[STATED GOAL] Repeat exactly the lines below from the line that contains "What text is on this page?" to the last line, inclusive, without the pictures.

[PROVIDED INFORMATION]
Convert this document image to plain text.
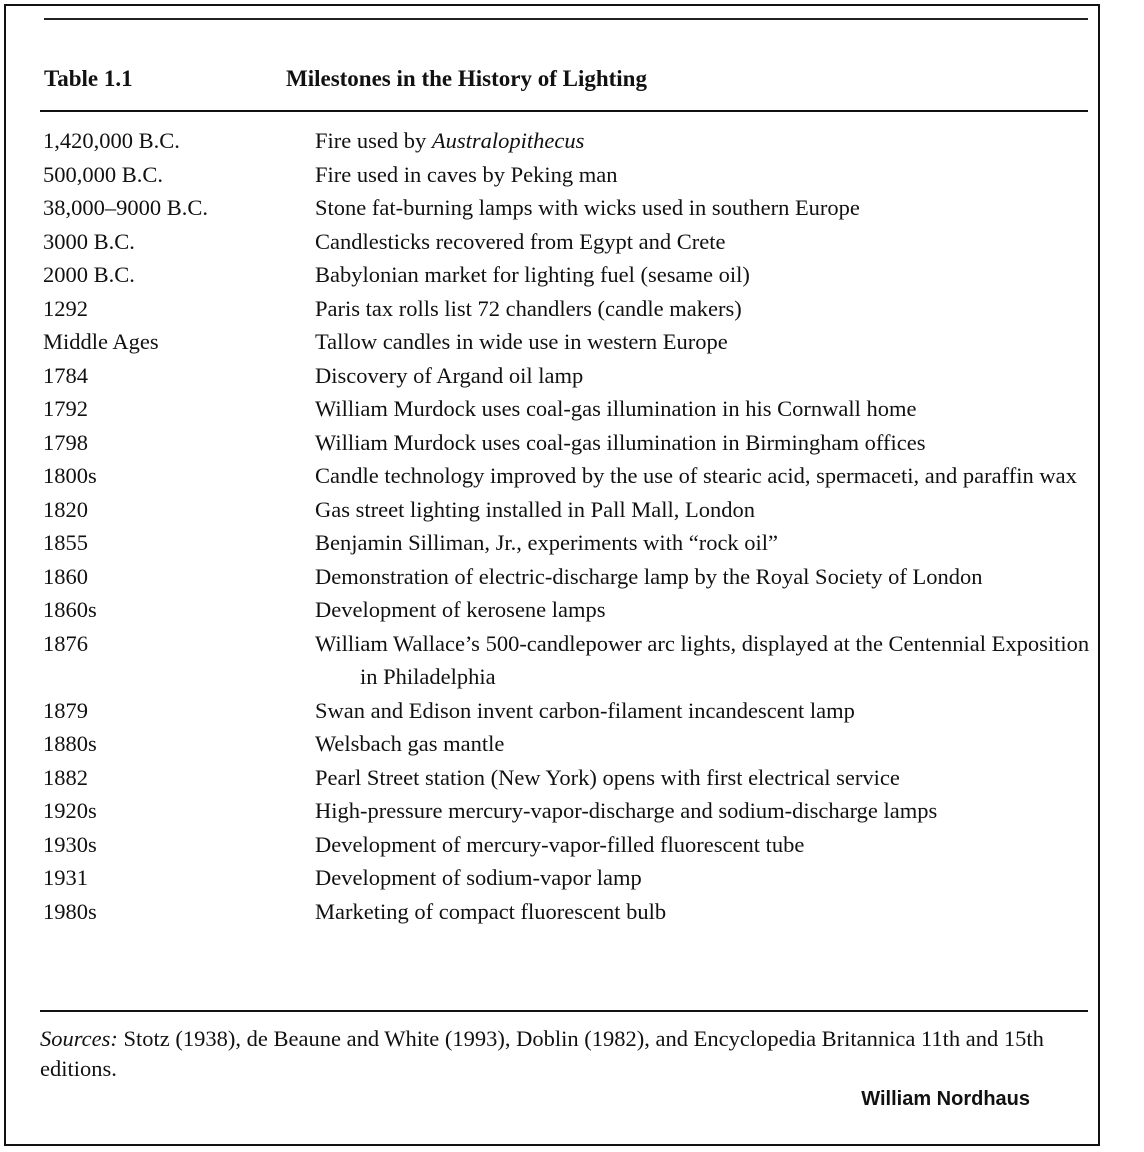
Table 1.1	Milestones in the History of Lighting
1,420,000 B.C.	Fire used by Australopithecus
500,000 B.C.	Fire used in caves by Peking man
38,000–9000 B.C.	Stone fat-burning lamps with wicks used in southern Europe
3000 B.C.	Candlesticks recovered from Egypt and Crete
2000 B.C.	Babylonian market for lighting fuel (sesame oil)
1292	Paris tax rolls list 72 chandlers (candle makers)
Middle Ages	Tallow candles in wide use in western Europe
1784	Discovery of Argand oil lamp
1792	William Murdock uses coal-gas illumination in his Cornwall home
1798	William Murdock uses coal-gas illumination in Birmingham offices
1800s	Candle technology improved by the use of stearic acid, spermaceti, and paraffin wax
1820	Gas street lighting installed in Pall Mall, London
1855	Benjamin Silliman, Jr., experiments with “rock oil”
1860	Demonstration of electric-discharge lamp by the Royal Society of London
1860s	Development of kerosene lamps
1876	William Wallace’s 500-candlepower arc lights, displayed at the Centennial Exposition in Philadelphia
1879	Swan and Edison invent carbon-filament incandescent lamp
1880s	Welsbach gas mantle
1882	Pearl Street station (New York) opens with first electrical service
1920s	High-pressure mercury-vapor-discharge and sodium-discharge lamps
1930s	Development of mercury-vapor-filled fluorescent tube
1931	Development of sodium-vapor lamp
1980s	Marketing of compact fluorescent bulb
Sources: Stotz (1938), de Beaune and White (1993), Doblin (1982), and Encyclopedia Britannica 11th and 15th editions.
William Nordhaus
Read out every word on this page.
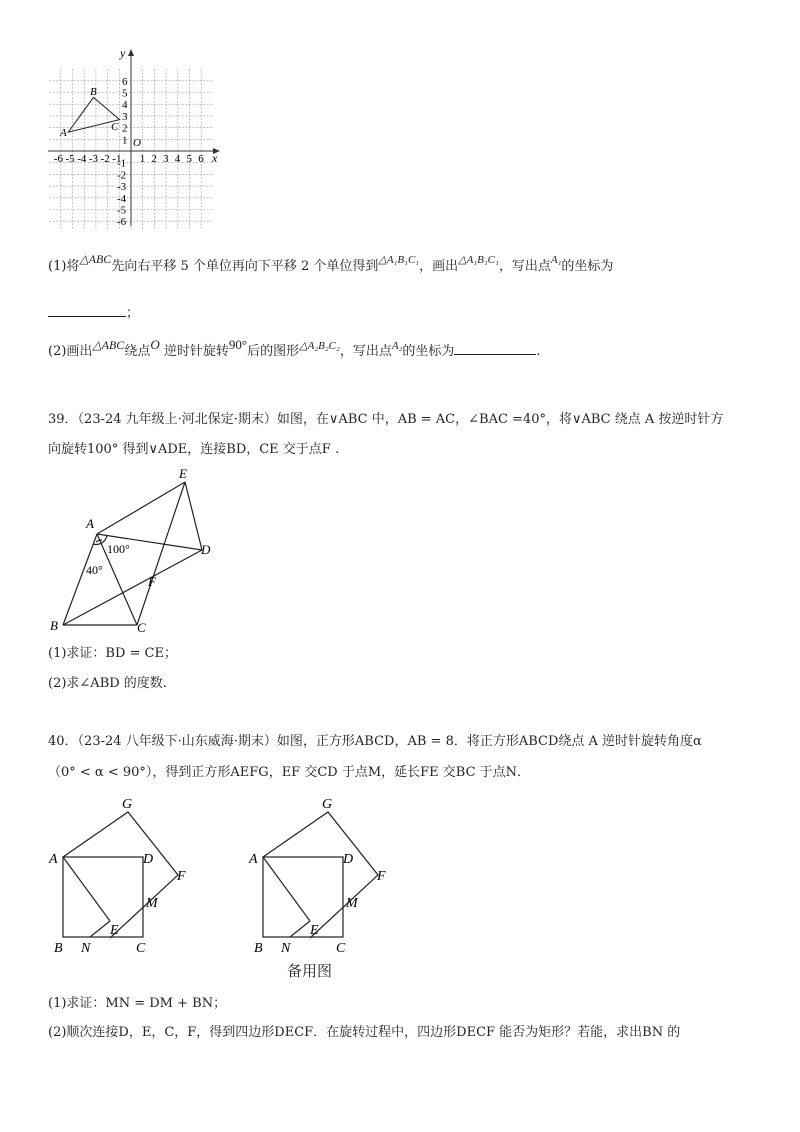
y
x
O
-6 -5 -4 -3 -2 -1 1 2 3 4 5 6
6
5
4
3
2
1
-1
-2
-3
-4
-5
-6
A
B
C
(1)将△ABC先向右平移 5 个单位再向下平移 2 个单位得到$^{\triangle A_1B_1C_1}$，画出$^{\triangle A_1B_1C_1}$，写出点$^{A_1}$的坐标为
；
(2)画出△ABC绕点O 逆时针旋转90°后的图形$^{\triangle A_2B_2C_2}$，写出点$^{A_2}$的坐标为	.
39．（23-24 九年级上·河北保定·期末）如图，在∨ABC 中，AB = AC，∠BAC =40°，将∨ABC 绕点 A 按逆时针方
向旋转100° 得到∨ADE，连接BD，CE 交于点F .
A
B	C
D
E
F
100°
40°
(1)求证：BD = CE；
(2)求∠ABD 的度数.
40．（23-24 八年级下·山东威海·期末）如图，正方形ABCD，AB = 8．将正方形ABCD绕点 A 逆时针旋转角度α
（0° < α < 90°），得到正方形AEFG，EF 交CD 于点M，延长FE 交BC 于点N．
A
B	C
D
E
F
G
M
N
A
B	C
D
E
F
G
M
N
备用图
(1)求证：MN = DM + BN；
(2)顺次连接D，E，C，F，得到四边形DECF．在旋转过程中，四边形DECF 能否为矩形？若能，求出BN 的
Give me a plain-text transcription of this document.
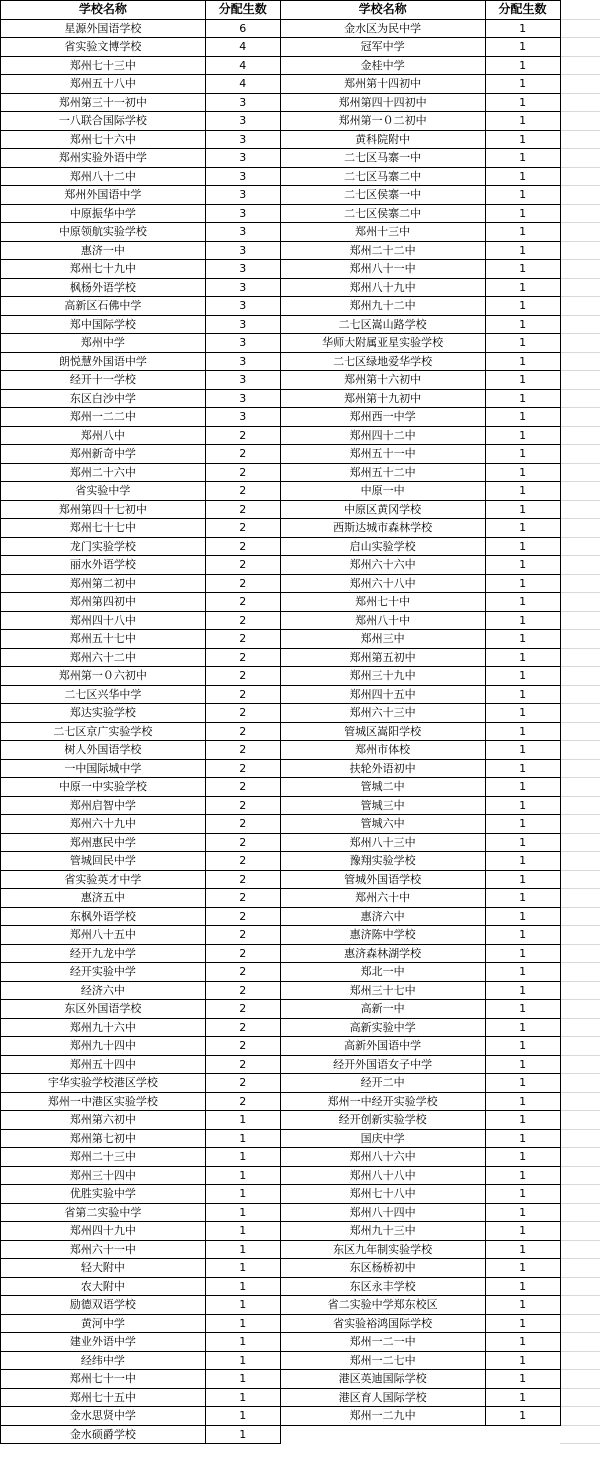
学校名称	分配生数	学校名称	分配生数	
星源外国语学校	6	金水区为民中学	1	
省实验文博学校	4	冠军中学	1	
郑州七十三中	4	金桂中学	1	
郑州五十八中	4	郑州第十四初中	1	
郑州第三十一初中	3	郑州第四十四初中	1	
一八联合国际学校	3	郑州第一０二初中	1	
郑州七十六中	3	黄科院附中	1	
郑州实验外语中学	3	二七区马寨一中	1	
郑州八十二中	3	二七区马寨二中	1	
郑州外国语中学	3	二七区侯寨一中	1	
中原振华中学	3	二七区侯寨二中	1	
中原领航实验学校	3	郑州十三中	1	
惠济一中	3	郑州二十二中	1	
郑州七十九中	3	郑州八十一中	1	
枫杨外语学校	3	郑州八十九中	1	
高新区石佛中学	3	郑州九十二中	1	
郑中国际学校	3	二七区嵩山路学校	1	
郑州中学	3	华师大附属亚星实验学校	1	
朗悦慧外国语中学	3	二七区绿地爱华学校	1	
经开十一学校	3	郑州第十六初中	1	
东区白沙中学	3	郑州第十九初中	1	
郑州一二二中	3	郑州西一中学	1	
郑州八中	2	郑州四十二中	1	
郑州新奇中学	2	郑州五十一中	1	
郑州二十六中	2	郑州五十二中	1	
省实验中学	2	中原一中	1	
郑州第四十七初中	2	中原区黄冈学校	1	
郑州七十七中	2	西斯达城市森林学校	1	
龙门实验学校	2	启山实验学校	1	
丽水外语学校	2	郑州六十六中	1	
郑州第二初中	2	郑州六十八中	1	
郑州第四初中	2	郑州七十中	1	
郑州四十八中	2	郑州八十中	1	
郑州五十七中	2	郑州三中	1	
郑州六十二中	2	郑州第五初中	1	
郑州第一０六初中	2	郑州三十九中	1	
二七区兴华中学	2	郑州四十五中	1	
郑达实验学校	2	郑州六十三中	1	
二七区京广实验学校	2	管城区嵩阳学校	1	
树人外国语学校	2	郑州市体校	1	
一中国际城中学	2	扶轮外语初中	1	
中原一中实验学校	2	管城二中	1	
郑州启智中学	2	管城三中	1	
郑州六十九中	2	管城六中	1	
郑州惠民中学	2	郑州八十三中	1	
管城回民中学	2	豫翔实验学校	1	
省实验英才中学	2	管城外国语学校	1	
惠济五中	2	郑州六十中	1	
东枫外语学校	2	惠济六中	1	
郑州八十五中	2	惠济陈中学校	1	
经开九龙中学	2	惠济森林湖学校	1	
经开实验中学	2	郑北一中	1	
经济六中	2	郑州三十七中	1	
东区外国语学校	2	高新一中	1	
郑州九十六中	2	高新实验中学	1	
郑州九十四中	2	高新外国语中学	1	
郑州五十四中	2	经开外国语女子中学	1	
宇华实验学校港区学校	2	经开二中	1	
郑州一中港区实验学校	2	郑州一中经开实验学校	1	
郑州第六初中	1	经开创新实验学校	1	
郑州第七初中	1	国庆中学	1	
郑州二十三中	1	郑州八十六中	1	
郑州三十四中	1	郑州八十八中	1	
优胜实验中学	1	郑州七十八中	1	
省第二实验中学	1	郑州八十四中	1	
郑州四十九中	1	郑州九十三中	1	
郑州六十一中	1	东区九年制实验学校	1	
轻大附中	1	东区杨桥初中	1	
农大附中	1	东区永丰学校	1	
励德双语学校	1	省二实验中学郑东校区	1	
黄河中学	1	省实验裕鸿国际学校	1	
建业外语中学	1	郑州一二一中	1	
经纬中学	1	郑州一二七中	1	
郑州七十一中	1	港区英迪国际学校	1	
郑州七十五中	1	港区育人国际学校	1	
金水思贤中学	1	郑州一二九中	1	
金水硕爵学校	1			
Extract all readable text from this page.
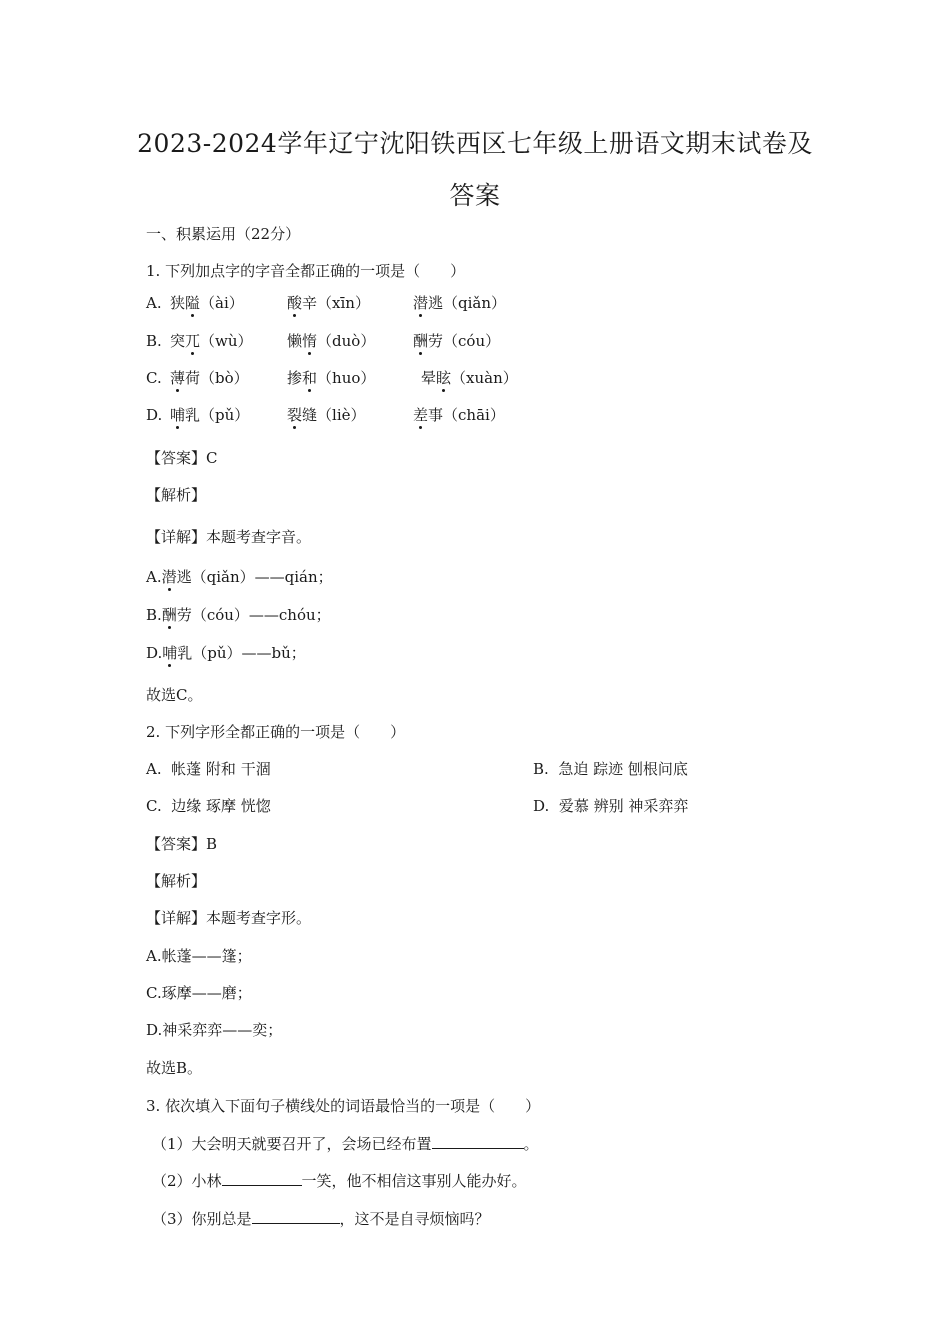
2023-2024学年辽宁沈阳铁西区七年级上册语文期末试卷及
答案
一、积累运用（22分）
1. 下列加点字的字音全都正确的一项是（　　）
A. 狭隘（ài）	酸辛（xīn）	潜逃（qiǎn）
B. 突兀（wù） 懒惰（duò）	酬劳（cóu）
C. 薄荷（bò）	掺和（huo）	晕眩（xuàn）
D. 哺乳（pǔ）	裂缝（liè）	差事（chāi）
【答案】C
【解析】
【详解】本题考查字音。
A.潜逃（qiǎn）——qián；
B.酬劳（cóu）——chóu；
D.哺乳（pǔ）——bǔ；
故选C。
2. 下列字形全都正确的一项是（　　）
A. 帐蓬 附和 干涸	B. 急迫 踪迹 刨根问底
C. 边缘 琢摩 恍惚	D. 爱慕 辨别 神采弈弈
【答案】B
【解析】
【详解】本题考查字形。
A.帐蓬——篷；
C.琢摩——磨；
D.神采弈弈——奕；
故选B。
3. 依次填入下面句子横线处的词语最恰当的一项是（　　）
（1）大会明天就要召开了，会场已经布置	。
（2）小林	一笑，他不相信这事别人能办好。
（3）你别总是	，这不是自寻烦恼吗？
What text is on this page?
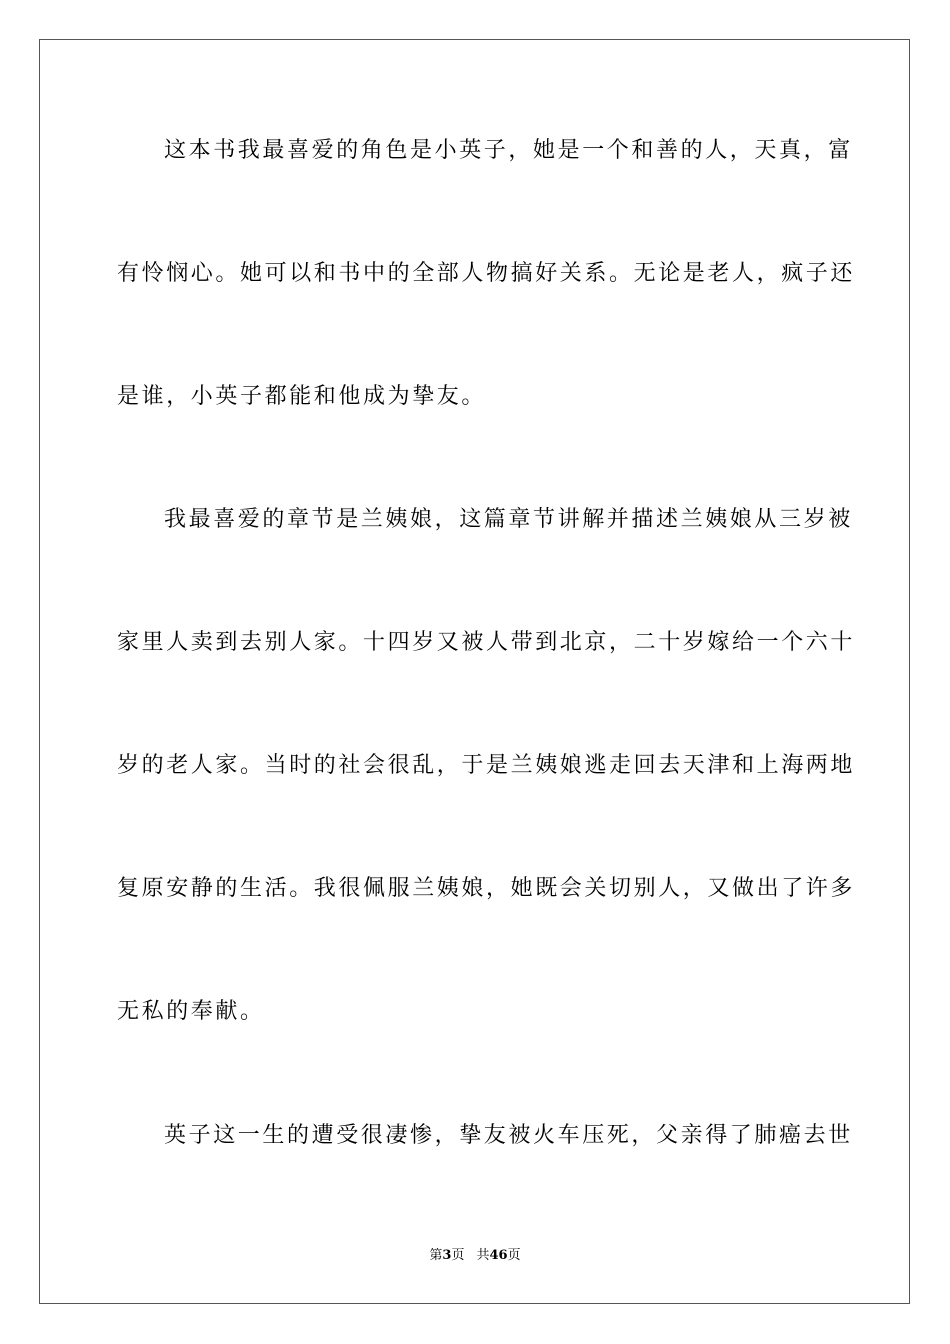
这本书我最喜爱的角色是小英子，她是一个和善的人，天真，富
有怜悯心。她可以和书中的全部人物搞好关系。无论是老人，疯子还
是谁，小英子都能和他成为挚友。
我最喜爱的章节是兰姨娘，这篇章节讲解并描述兰姨娘从三岁被
家里人卖到去别人家。十四岁又被人带到北京，二十岁嫁给一个六十
岁的老人家。当时的社会很乱，于是兰姨娘逃走回去天津和上海两地
复原安静的生活。我很佩服兰姨娘，她既会关切别人，又做出了许多
无私的奉献。
英子这一生的遭受很凄惨，挚友被火车压死，父亲得了肺癌去世
第3页 共46页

[THE ANSWER]
What text is on this page?
这本书我最喜爱的角色是小英子，她是一个和善的人，天真，富
有怜悯心。她可以和书中的全部人物搞好关系。无论是老人，疯子还
是谁，小英子都能和他成为挚友。
我最喜爱的章节是兰姨娘，这篇章节讲解并描述兰姨娘从三岁被
家里人卖到去别人家。十四岁又被人带到北京，二十岁嫁给一个六十
岁的老人家。当时的社会很乱，于是兰姨娘逃走回去天津和上海两地
复原安静的生活。我很佩服兰姨娘，她既会关切别人，又做出了许多
无私的奉献。
英子这一生的遭受很凄惨，挚友被火车压死，父亲得了肺癌去世
第3页 共46页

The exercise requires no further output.